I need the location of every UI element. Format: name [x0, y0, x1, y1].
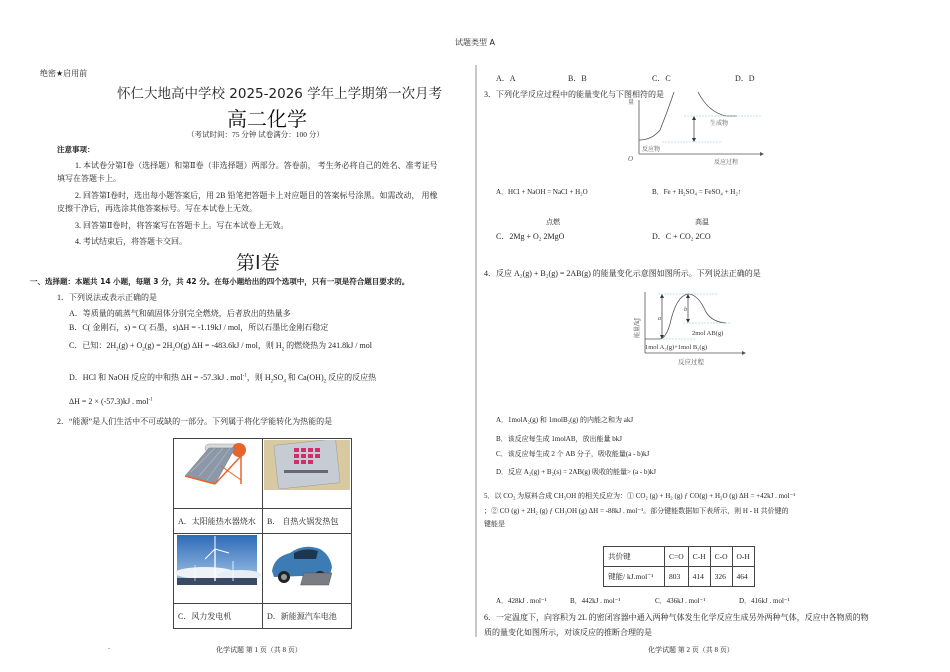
q4-energy-diagram [630, 290, 750, 370]
bond-header-c-h: C-H [688, 547, 710, 567]
solar-water-heater-icon [175, 440, 261, 502]
q2-stem: 2．“能源”是人们生活中不可或缺的一部分。下列属于将化学能转化为热能的是 [57, 417, 333, 426]
q2-option-c-label: C．风力发电机 [174, 604, 263, 629]
notice-heading: 注意事项： [57, 145, 95, 154]
notice-item-1: 1. 本试卷分第Ⅰ卷（选择题）和第Ⅱ卷（非选择题）两部分。答卷前， 考生务必将自己的姓名、准考证号 [75, 161, 438, 170]
secret-label: 绝密★启用前 [40, 69, 88, 78]
exam-info: （考试时间：75 分钟 试卷满分：100 分） [187, 130, 324, 139]
svg-text:量: 量 [628, 99, 635, 106]
svg-text:生成物: 生成物 [710, 120, 729, 127]
q3-stem: 3．下列化学反应过程中的能量变化与下图相符的是 [484, 90, 664, 99]
q5-bond-energy-table [603, 546, 755, 587]
q3-option-d: D．C + CO₂ 2CO [652, 232, 711, 241]
q3-option-c: C．2Mg + O₂ 2MgO [496, 232, 565, 241]
q5-option-b: B．442kJ . mol⁻¹ [570, 597, 621, 605]
q3-option-a: A．HCl + NaOH = NaCl + H₂O [496, 188, 588, 196]
svg-text:2mol AB(g): 2mol AB(g) [692, 330, 724, 337]
q5-line-3: 键能是 [484, 520, 505, 528]
svg-text:O: O [628, 155, 634, 163]
q2-option-a-label: A．太阳能热水器烧水 [174, 509, 263, 534]
bond-energy-c-h: 414 [688, 567, 710, 587]
svg-text:反应过程: 反应过程 [678, 358, 704, 366]
notice-item-3: 3. 回答第Ⅱ卷时，将答案写在答题卡上。写在本试卷上无效。 [75, 221, 289, 230]
bond-energy-o-h: 464 [732, 567, 754, 587]
bond-energy-c-o: 326 [710, 567, 732, 587]
q5-option-d: D．416kJ . mol⁻¹ [739, 597, 790, 605]
column-divider [475, 65, 477, 637]
svg-text:能量/kJ: 能量/kJ [634, 317, 641, 338]
q2-image-c [174, 534, 263, 604]
section-instructions: 一、选择题：本题共 14 小题，每题 3 分，共 42 分。在每小题给出的四个选项中，只有一项是符合题目要求的。 [30, 277, 410, 286]
q1-option-a: A．等质量的硫蒸气和硫固体分别完全燃烧，后者放出的热量多 [69, 309, 291, 318]
q4-stem: 4．反应 A₂(g) + B₂(g) = 2AB(g) 的能量变化示意图如图所示。下列说法正确的是 [484, 269, 761, 278]
volume-title: 第Ⅰ卷 [236, 253, 280, 274]
q2-option-d-label: D．新能源汽车电池 [263, 604, 352, 629]
q2-answer-d: D．D [735, 74, 755, 83]
q3-energy-diagram [622, 90, 772, 165]
bond-energy-c=o: 803 [665, 567, 689, 587]
svg-text:a: a [658, 316, 661, 322]
q2-answer-a: A．A [496, 74, 516, 83]
q1-stem: 1．下列说法或表示正确的是 [57, 293, 157, 302]
q5-option-c: C．436kJ . mol⁻¹ [655, 597, 706, 605]
wind-turbine-icon [175, 535, 261, 597]
notice-item-1-cont: 填写在答题卡上。 [57, 174, 121, 183]
q6-line-2: 质的量变化如图所示，对该反应的推断合理的是 [484, 628, 652, 637]
q1-option-c: C．已知：$2H_2(g) + O_2(g) = 2H_2O(g) \Delta H = -483.6kJ$ / mol，则 $H_2$ 的燃烧热为 241.8kJ / mol [69, 341, 372, 353]
q1-option-b: B．C( 金刚石，s) = C( 石墨，s)ΔH = -1.19kJ / mol，所以石墨比金刚石稳定 [69, 323, 329, 332]
q2-option-b-label: B． 自热火锅发热包 [263, 509, 352, 534]
q4-option-d: D．反应 A₂(g) + B₂(s) = 2AB(g) 吸收的能量> (a - b)kJ [496, 468, 657, 476]
footer-page-1: 化学试题 第 1 页（共 8 页） [216, 646, 302, 654]
bond-energy-label: 键能/ kJ.mol⁻¹ [604, 567, 665, 587]
q5-option-a: A．428kJ . mol⁻¹ [496, 597, 547, 605]
q2-image-a [174, 439, 263, 509]
q2-options-table [173, 438, 352, 629]
q4-option-b: B．该反应每生成 1molAB，放出能量 bkJ [496, 435, 623, 443]
q3-option-b: B．Fe + H₂SO₄ = FeSO₄ + H₂↑ [652, 188, 742, 196]
svg-text:1mol A₂(g)+1mol B₂(g): 1mol A₂(g)+1mol B₂(g) [645, 344, 708, 351]
q4-option-c: C．该反应每生成 2 个 AB 分子，吸收能量(a - b)kJ [496, 450, 650, 458]
svg-text:b: b [684, 307, 687, 313]
svg-text:反应过程: 反应过程 [714, 159, 739, 165]
bond-header-c=o: C=O [665, 547, 689, 567]
footer-dot [108, 648, 110, 649]
q2-answer-b: B．B [568, 74, 587, 83]
q3-option-d-condition: 高温 [695, 218, 709, 226]
bond-header-c-o: C-O [710, 547, 732, 567]
notice-item-4: 4. 考试结束后，将答题卡交回。 [75, 237, 187, 246]
self-heating-pack-icon [264, 440, 350, 502]
notice-item-2-cont: 皮擦干净后，再选涂其他答案标号。写在本试卷上无效。 [57, 204, 257, 213]
notice-item-2: 2. 回答第Ⅰ卷时，选出每小题答案后，用 2B 铅笔把答题卡上对应题目的答案标号涂黑。如需改动， 用橡 [75, 191, 438, 200]
footer-page-2: 化学试题 第 2 页（共 8 页） [648, 646, 734, 654]
q2-image-b [263, 439, 352, 509]
paper-type: 试题类型 A [455, 38, 496, 47]
q3-option-c-condition: 点燃 [546, 218, 560, 226]
q5-line-2: ；② CO (g) + 2H₂ (g) ƒ CH₃OH (g) ΔH = -88kJ . mol⁻¹。部分键能数据如下表所示，则 H - H 共价键的 [484, 507, 789, 515]
q5-line-1: 5．以 CO₂ 为原料合成 CH₃OH 的相关反应为：① CO₂ (g) + H₂ (g) ƒ CO(g) + H₂O (g) ΔH = +42kJ . mol⁻¹ [484, 492, 796, 500]
q1-option-d-line2: ΔH = 2 × (-57.3)kJ . mol$^{-1}$ [69, 397, 153, 406]
q1-option-d: D．HCl 和 NaOH 反应的中和热 ΔH = -57.3kJ . mol$^{-1}$，则 $H_2SO_4$ 和 $Ca(OH)_2$ 反应的反应热 [69, 373, 377, 385]
q6-line-1: 6．一定温度下，向容积为 2L 的密闭容器中通入两种气体发生化学反应生成另外两种气体，反应中各物质的物 [484, 613, 869, 622]
electric-car-battery-icon [264, 535, 350, 597]
subject-title: 高二化学 [227, 107, 307, 131]
q2-image-d [263, 534, 352, 604]
q4-option-a: A．1molA₂(g) 和 1molB₂(g) 的内能之和为 akJ [496, 416, 634, 424]
school-title: 怀仁大地高中学校 2025-2026 学年上学期第一次月考 [117, 86, 443, 102]
bond-header-label: 共价键 [604, 547, 665, 567]
svg-text:反应物: 反应物 [642, 146, 661, 153]
q2-answer-c: C．C [652, 74, 671, 83]
bond-header-o-h: O-H [732, 547, 754, 567]
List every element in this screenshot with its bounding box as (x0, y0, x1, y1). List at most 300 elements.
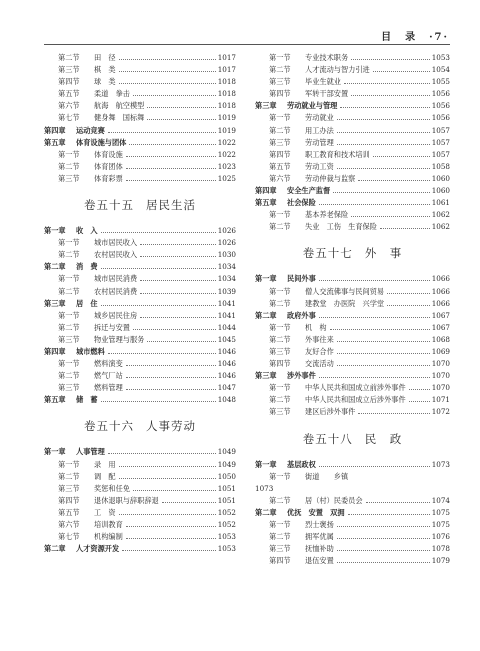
• • •
**PROBLEM DETAILS**
Copy word for word the lines of the records from the line with "q4-energy-diagram [630, 290, 750, 370]" to the line with "q3-option-c: C．2Mg +", both included.

**RESPONSE TO THE EXERCISE**
q4-energy-diagram [630, 290, 750, 370]
bond-header-c-h: C-H [688, 547, 710, 567]
solar-water-heater-icon [175, 440, 261, 502]
q2-stem: 2．“能源”是人们生活中不可或缺的一部分。下列属于将化学能转化为热能的是 [57, 417, 333, 426]
q2-option-c-label: C．风力发电机 [174, 604, 263, 629]
notice-heading: 注意事项： [57, 145, 95, 154]
notice-item-1: 1. 本试卷分第Ⅰ卷（选择题）和第Ⅱ卷（非选择题）两部分。答卷前， 考生务必将自己的姓名、准考证号 [75, 161, 438, 170]
secret-label: 绝密★启用前 [40, 69, 88, 78]
exam-info: （考试时间：75 分钟 试卷满分：100 分） [187, 130, 324, 139]
svg-text:量: 量 [628, 99, 635, 106]
svg-text:生成物: 生成物 [710, 120, 729, 127]
q3-stem: 3．下列化学反应过程中的能量变化与下图相符的是 [484, 90, 664, 99]
q5-bond-energy-table [603, 546, 755, 587]
q3-option-d: D．C + CO₂ 2CO [652, 232, 711, 241]
q3-option-c: C．2Mg + O₂ 2MgO [496, 232, 565, 241]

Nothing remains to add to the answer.